Extracted records:
= = = = =
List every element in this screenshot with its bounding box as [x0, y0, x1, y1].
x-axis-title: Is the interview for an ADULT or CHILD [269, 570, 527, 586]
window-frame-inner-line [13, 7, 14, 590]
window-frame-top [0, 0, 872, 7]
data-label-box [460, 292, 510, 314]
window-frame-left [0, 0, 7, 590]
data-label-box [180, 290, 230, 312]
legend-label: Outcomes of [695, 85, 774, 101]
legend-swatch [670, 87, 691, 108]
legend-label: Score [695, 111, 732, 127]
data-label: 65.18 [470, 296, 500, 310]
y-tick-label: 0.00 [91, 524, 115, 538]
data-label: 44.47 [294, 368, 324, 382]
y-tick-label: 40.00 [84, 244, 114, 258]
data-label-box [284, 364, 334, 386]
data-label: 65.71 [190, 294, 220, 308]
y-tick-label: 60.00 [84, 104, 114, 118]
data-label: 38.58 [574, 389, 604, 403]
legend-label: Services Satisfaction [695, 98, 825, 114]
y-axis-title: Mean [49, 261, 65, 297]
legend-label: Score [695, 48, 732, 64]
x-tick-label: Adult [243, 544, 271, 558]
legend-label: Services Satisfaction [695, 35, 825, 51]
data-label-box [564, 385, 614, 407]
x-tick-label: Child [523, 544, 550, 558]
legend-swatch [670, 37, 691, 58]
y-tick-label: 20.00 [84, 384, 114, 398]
= = = = =
Reproduce the data above line by line, keeping every character as it appears.

List every element in this screenshot with its bounding box as [x0, y0, x1, y1].
x-axis-title: Is the interview for an ADULT or CHILD [269, 570, 527, 586]
window-frame-inner-line [13, 7, 14, 590]
window-frame-top [0, 0, 872, 7]
data-label-box [460, 292, 510, 314]
window-frame-left [0, 0, 7, 590]
data-label-box [180, 290, 230, 312]
legend-label: Outcomes of [695, 85, 774, 101]
legend-swatch [670, 87, 691, 108]
legend-label: Score [695, 111, 732, 127]
data-label: 65.18 [470, 296, 500, 310]
y-tick-label: 0.00 [91, 524, 115, 538]
data-label: 44.47 [294, 368, 324, 382]
y-tick-label: 40.00 [84, 244, 114, 258]
data-label-box [284, 364, 334, 386]
data-label: 65.71 [190, 294, 220, 308]
y-tick-label: 60.00 [84, 104, 114, 118]
data-label: 38.58 [574, 389, 604, 403]
legend-label: Services Satisfaction [695, 98, 825, 114]
y-axis-title: Mean [49, 261, 65, 297]
legend-label: Score [695, 48, 732, 64]
x-tick-label: Adult [243, 544, 271, 558]
legend-label: Services Satisfaction [695, 35, 825, 51]
data-label-box [564, 385, 614, 407]
x-tick-label: Child [523, 544, 550, 558]
legend-swatch [670, 37, 691, 58]
y-tick-label: 20.00 [84, 384, 114, 398]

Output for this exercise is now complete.